*WHAT THE TASK ASKS*:
State the number of lines that contain "page", with no other text.

*TASK DATA*:

•••••

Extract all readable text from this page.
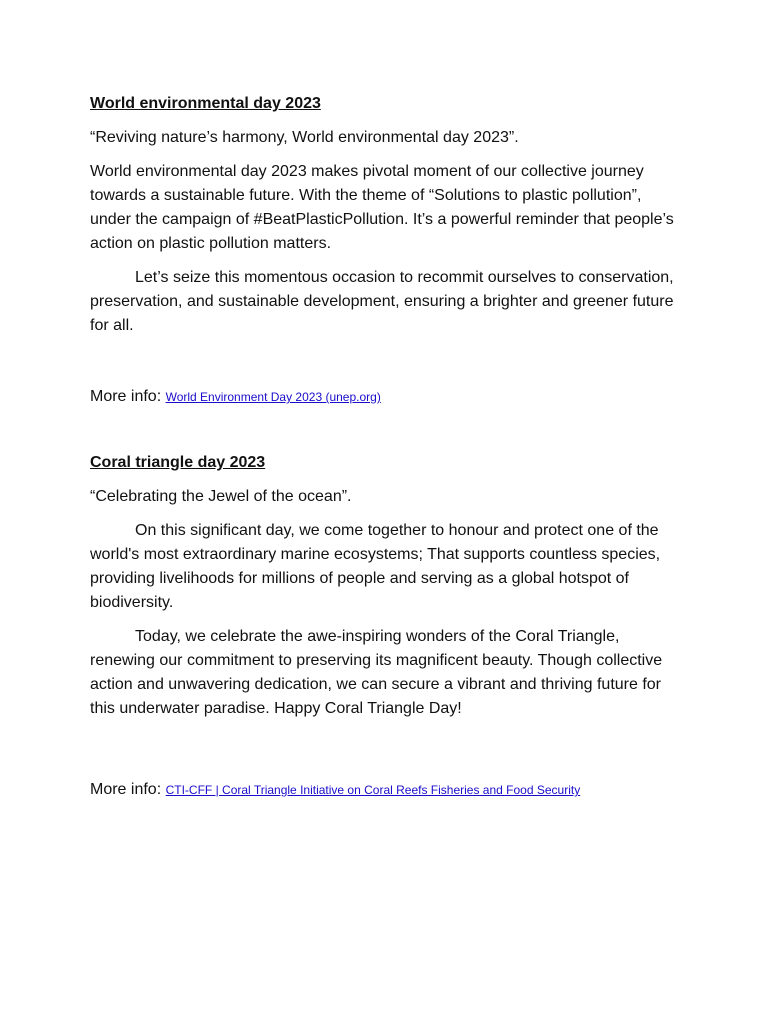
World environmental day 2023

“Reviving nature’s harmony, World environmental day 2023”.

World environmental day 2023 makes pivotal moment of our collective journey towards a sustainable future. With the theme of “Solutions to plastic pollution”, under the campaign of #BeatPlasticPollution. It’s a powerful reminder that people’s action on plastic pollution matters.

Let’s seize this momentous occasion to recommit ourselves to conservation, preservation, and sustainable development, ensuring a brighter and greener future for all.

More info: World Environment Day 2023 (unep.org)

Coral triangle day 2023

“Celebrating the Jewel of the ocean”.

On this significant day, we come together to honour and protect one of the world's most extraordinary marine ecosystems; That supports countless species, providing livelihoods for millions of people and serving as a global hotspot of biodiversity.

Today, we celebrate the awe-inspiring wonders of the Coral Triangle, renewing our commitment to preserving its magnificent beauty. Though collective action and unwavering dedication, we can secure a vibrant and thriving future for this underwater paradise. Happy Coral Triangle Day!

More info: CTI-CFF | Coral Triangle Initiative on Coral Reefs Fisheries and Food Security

•••••

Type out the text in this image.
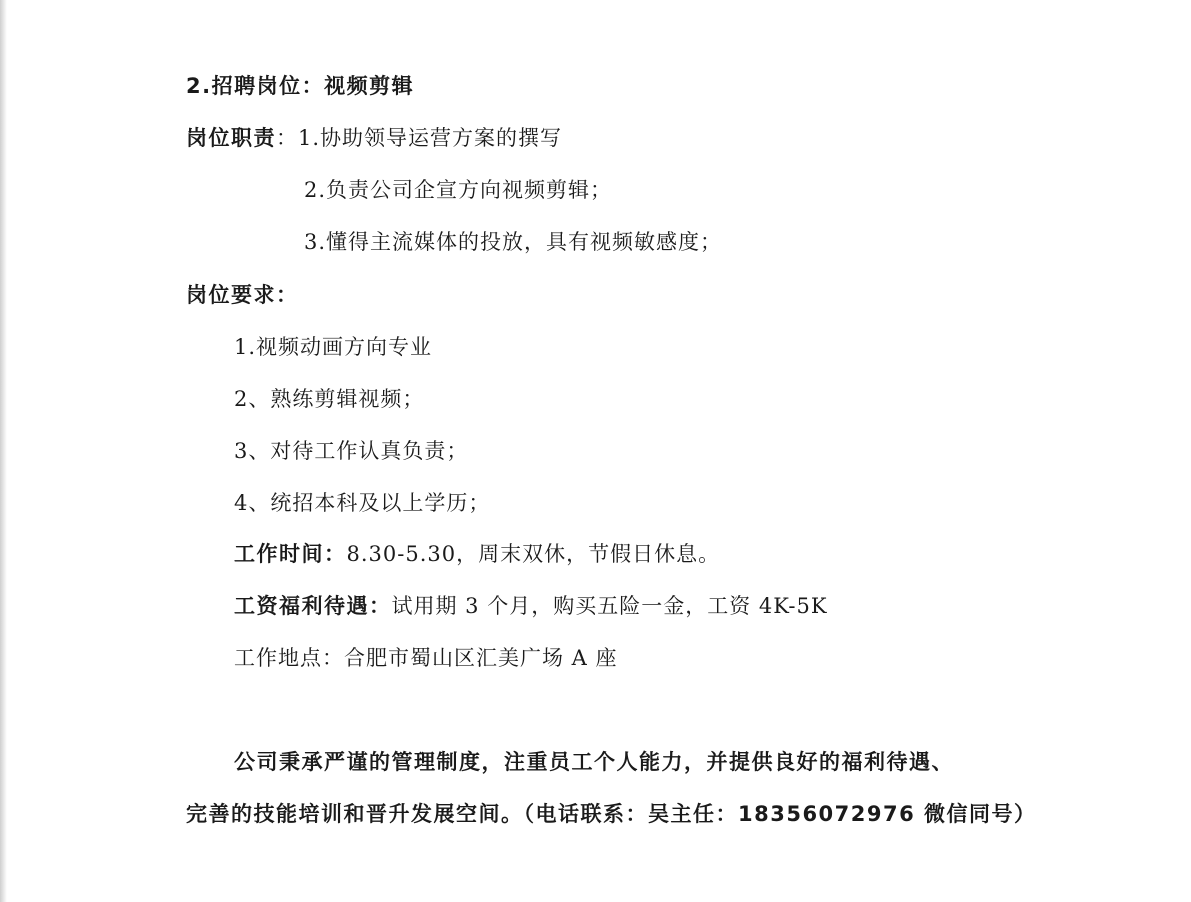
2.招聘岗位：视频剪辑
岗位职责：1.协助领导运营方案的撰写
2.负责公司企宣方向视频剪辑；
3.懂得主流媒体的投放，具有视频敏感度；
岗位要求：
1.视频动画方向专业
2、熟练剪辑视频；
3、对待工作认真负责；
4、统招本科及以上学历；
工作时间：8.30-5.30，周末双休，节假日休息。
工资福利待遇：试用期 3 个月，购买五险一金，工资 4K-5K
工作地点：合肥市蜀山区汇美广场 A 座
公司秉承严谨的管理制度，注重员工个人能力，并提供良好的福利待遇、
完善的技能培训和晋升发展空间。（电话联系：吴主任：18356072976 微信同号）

•••••

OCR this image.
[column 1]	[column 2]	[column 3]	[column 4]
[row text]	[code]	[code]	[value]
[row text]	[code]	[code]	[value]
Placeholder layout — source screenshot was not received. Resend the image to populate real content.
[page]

•••••

*THE RESPONSE*:
2